Entries shown:
## Begin

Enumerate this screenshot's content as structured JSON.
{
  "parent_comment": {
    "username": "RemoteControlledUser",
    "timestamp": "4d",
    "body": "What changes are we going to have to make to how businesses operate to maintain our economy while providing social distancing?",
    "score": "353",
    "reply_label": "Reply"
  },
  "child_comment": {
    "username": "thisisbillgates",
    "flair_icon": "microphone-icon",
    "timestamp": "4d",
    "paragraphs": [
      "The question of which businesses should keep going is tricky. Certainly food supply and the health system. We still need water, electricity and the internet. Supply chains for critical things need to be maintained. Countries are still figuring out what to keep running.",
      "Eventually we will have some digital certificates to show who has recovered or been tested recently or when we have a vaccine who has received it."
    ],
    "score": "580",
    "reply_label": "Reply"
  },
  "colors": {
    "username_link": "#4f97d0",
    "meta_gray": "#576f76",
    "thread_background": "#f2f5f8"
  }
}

## End

Goal: Reproduce each entry from the records above, character for character.

Response to the exercise:
Enumerate this screenshot's content as structured JSON.
{
  "parent_comment": {
    "username": "RemoteControlledUser",
    "timestamp": "4d",
    "body": "What changes are we going to have to make to how businesses operate to maintain our economy while providing social distancing?",
    "score": "353",
    "reply_label": "Reply"
  },
  "child_comment": {
    "username": "thisisbillgates",
    "flair_icon": "microphone-icon",
    "timestamp": "4d",
    "paragraphs": [
      "The question of which businesses should keep going is tricky. Certainly food supply and the health system. We still need water, electricity and the internet. Supply chains for critical things need to be maintained. Countries are still figuring out what to keep running.",
      "Eventually we will have some digital certificates to show who has recovered or been tested recently or when we have a vaccine who has received it."
    ],
    "score": "580",
    "reply_label": "Reply"
  },
  "colors": {
    "username_link": "#4f97d0",
    "meta_gray": "#576f76",
    "thread_background": "#f2f5f8"
  }
}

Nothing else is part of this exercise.